Start of Exercise input

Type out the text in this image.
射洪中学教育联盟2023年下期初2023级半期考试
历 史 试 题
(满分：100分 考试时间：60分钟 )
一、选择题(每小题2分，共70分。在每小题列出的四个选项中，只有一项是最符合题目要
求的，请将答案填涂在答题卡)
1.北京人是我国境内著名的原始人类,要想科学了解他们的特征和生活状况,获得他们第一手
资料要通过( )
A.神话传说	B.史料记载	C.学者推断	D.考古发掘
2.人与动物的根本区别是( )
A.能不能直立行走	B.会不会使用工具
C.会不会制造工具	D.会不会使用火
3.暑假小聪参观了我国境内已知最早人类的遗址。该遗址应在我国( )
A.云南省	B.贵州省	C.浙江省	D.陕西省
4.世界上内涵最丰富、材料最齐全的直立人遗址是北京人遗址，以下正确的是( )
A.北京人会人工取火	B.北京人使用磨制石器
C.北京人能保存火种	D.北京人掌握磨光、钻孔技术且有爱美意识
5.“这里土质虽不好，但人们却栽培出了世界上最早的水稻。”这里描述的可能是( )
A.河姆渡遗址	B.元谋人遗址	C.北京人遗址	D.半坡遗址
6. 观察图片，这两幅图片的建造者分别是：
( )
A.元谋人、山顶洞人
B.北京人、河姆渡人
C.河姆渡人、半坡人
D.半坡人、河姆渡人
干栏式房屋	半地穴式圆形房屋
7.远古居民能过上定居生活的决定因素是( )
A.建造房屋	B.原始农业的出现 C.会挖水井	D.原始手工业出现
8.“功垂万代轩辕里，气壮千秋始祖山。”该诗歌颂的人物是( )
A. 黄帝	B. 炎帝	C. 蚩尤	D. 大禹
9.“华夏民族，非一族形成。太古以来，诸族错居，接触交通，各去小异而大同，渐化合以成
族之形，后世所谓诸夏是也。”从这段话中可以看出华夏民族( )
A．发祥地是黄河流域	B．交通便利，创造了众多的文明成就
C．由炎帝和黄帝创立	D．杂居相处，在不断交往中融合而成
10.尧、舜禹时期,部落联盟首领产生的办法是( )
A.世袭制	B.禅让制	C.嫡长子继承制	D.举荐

End of Exercise input

▶ [Exercise goal]: Reproduce the data shown above exactly.

▶ [Exercise answer]:
Type out the text in this image.
射洪中学教育联盟2023年下期初2023级半期考试
历 史 试 题
(满分：100分 考试时间：60分钟 )
一、选择题(每小题2分，共70分。在每小题列出的四个选项中，只有一项是最符合题目要
求的，请将答案填涂在答题卡)
1.北京人是我国境内著名的原始人类,要想科学了解他们的特征和生活状况,获得他们第一手
资料要通过( )
A.神话传说	B.史料记载	C.学者推断	D.考古发掘
2.人与动物的根本区别是( )
A.能不能直立行走	B.会不会使用工具
C.会不会制造工具	D.会不会使用火
3.暑假小聪参观了我国境内已知最早人类的遗址。该遗址应在我国( )
A.云南省	B.贵州省	C.浙江省	D.陕西省
4.世界上内涵最丰富、材料最齐全的直立人遗址是北京人遗址，以下正确的是( )
A.北京人会人工取火	B.北京人使用磨制石器
C.北京人能保存火种	D.北京人掌握磨光、钻孔技术且有爱美意识
5.“这里土质虽不好，但人们却栽培出了世界上最早的水稻。”这里描述的可能是( )
A.河姆渡遗址	B.元谋人遗址	C.北京人遗址	D.半坡遗址
6. 观察图片，这两幅图片的建造者分别是：
( )
A.元谋人、山顶洞人
B.北京人、河姆渡人
C.河姆渡人、半坡人
D.半坡人、河姆渡人
干栏式房屋	半地穴式圆形房屋
7.远古居民能过上定居生活的决定因素是( )
A.建造房屋	B.原始农业的出现 C.会挖水井	D.原始手工业出现
8.“功垂万代轩辕里，气壮千秋始祖山。”该诗歌颂的人物是( )
A. 黄帝	B. 炎帝	C. 蚩尤	D. 大禹
9.“华夏民族，非一族形成。太古以来，诸族错居，接触交通，各去小异而大同，渐化合以成
族之形，后世所谓诸夏是也。”从这段话中可以看出华夏民族( )
A．发祥地是黄河流域	B．交通便利，创造了众多的文明成就
C．由炎帝和黄帝创立	D．杂居相处，在不断交往中融合而成
10.尧、舜禹时期,部落联盟首领产生的办法是( )
A.世袭制	B.禅让制	C.嫡长子继承制	D.举荐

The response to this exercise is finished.